▶ WRITTEN INSTRUCTION
How many lines of these entries hold the string "Search"? Answer with the number alone.

================================

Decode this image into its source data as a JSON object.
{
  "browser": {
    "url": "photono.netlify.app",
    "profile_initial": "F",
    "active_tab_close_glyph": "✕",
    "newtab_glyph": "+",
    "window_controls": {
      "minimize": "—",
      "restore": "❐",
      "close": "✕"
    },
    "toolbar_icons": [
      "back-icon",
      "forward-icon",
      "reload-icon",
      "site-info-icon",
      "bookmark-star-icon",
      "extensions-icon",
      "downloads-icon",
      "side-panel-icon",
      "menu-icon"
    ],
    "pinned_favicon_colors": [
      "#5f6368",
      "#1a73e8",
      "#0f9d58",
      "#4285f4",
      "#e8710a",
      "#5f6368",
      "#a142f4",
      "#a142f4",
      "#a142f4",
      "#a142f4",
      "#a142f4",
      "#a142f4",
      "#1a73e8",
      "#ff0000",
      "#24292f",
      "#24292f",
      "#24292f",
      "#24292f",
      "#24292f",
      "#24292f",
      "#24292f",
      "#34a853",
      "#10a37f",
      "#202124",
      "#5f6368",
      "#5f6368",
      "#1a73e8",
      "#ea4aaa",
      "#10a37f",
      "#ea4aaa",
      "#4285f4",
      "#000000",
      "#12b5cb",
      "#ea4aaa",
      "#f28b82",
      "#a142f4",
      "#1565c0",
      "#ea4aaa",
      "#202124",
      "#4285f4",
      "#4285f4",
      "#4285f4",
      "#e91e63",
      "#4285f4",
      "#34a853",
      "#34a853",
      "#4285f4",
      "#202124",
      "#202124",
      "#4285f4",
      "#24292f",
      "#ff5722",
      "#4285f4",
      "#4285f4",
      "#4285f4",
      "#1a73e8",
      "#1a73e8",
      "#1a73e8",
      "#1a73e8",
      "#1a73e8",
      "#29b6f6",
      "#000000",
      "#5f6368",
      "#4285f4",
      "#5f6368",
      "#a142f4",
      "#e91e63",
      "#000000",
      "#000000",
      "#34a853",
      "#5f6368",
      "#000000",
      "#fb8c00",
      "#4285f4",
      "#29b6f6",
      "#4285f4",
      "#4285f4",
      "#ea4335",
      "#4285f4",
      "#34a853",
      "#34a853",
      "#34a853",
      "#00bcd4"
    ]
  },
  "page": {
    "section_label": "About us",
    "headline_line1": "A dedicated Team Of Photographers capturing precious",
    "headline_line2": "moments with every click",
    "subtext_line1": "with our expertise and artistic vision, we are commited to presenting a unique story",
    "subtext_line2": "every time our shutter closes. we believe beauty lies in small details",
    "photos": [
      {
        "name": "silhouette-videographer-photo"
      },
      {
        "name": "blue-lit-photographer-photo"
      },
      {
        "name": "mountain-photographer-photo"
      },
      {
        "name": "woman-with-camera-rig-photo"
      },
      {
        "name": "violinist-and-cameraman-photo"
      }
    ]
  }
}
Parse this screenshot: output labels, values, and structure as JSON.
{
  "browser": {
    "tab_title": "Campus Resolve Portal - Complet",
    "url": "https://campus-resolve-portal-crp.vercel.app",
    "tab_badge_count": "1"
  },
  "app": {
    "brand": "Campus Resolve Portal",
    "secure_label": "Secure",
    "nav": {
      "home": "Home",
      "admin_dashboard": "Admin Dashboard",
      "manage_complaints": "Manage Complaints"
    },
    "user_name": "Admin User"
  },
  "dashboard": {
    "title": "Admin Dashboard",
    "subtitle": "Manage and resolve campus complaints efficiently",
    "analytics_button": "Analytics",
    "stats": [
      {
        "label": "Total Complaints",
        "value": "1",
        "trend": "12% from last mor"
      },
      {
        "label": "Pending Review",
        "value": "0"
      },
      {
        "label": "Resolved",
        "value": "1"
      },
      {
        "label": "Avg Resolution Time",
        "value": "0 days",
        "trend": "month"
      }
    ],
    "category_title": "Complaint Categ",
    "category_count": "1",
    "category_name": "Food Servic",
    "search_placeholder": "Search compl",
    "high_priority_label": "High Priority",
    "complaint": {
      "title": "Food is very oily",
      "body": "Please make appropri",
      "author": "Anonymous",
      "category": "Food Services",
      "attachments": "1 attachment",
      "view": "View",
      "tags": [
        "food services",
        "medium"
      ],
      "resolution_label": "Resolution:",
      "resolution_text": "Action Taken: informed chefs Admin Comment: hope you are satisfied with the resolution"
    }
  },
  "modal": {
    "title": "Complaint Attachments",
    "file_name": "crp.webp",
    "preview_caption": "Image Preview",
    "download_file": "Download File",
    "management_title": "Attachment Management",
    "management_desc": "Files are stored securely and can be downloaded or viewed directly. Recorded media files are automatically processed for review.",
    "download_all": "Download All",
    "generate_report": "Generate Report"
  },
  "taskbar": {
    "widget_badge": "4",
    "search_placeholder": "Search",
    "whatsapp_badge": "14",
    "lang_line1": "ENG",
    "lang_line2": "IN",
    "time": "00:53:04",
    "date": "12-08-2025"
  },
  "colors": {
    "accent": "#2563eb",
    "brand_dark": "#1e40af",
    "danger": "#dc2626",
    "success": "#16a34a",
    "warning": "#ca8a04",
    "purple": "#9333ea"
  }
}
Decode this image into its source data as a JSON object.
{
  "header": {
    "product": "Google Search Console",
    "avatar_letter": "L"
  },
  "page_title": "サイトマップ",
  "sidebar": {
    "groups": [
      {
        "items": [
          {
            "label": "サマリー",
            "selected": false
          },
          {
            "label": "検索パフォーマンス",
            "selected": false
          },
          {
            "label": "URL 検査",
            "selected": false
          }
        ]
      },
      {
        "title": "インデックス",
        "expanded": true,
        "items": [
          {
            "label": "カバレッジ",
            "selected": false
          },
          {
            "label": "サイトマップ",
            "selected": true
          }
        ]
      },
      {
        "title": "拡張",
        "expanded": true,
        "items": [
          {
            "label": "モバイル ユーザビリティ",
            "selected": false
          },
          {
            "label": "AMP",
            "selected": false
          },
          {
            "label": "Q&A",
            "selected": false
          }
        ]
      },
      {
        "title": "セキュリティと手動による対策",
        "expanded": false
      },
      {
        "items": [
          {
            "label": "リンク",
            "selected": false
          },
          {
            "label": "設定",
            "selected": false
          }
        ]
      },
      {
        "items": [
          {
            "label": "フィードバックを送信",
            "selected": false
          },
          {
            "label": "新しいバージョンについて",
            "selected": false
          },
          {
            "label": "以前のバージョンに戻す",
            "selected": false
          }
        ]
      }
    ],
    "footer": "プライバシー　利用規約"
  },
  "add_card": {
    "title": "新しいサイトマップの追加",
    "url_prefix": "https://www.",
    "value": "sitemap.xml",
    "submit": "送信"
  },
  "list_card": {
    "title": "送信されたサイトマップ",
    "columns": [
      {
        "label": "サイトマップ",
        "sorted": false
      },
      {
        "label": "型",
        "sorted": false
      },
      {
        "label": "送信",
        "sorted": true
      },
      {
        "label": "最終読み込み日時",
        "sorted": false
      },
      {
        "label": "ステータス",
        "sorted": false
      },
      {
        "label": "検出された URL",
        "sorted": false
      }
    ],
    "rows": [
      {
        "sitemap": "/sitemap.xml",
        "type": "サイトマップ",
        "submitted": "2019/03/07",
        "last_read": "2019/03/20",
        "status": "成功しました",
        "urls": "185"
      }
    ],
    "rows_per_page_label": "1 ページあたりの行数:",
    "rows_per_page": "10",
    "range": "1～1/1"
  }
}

================================

▶ THE ANSWER
3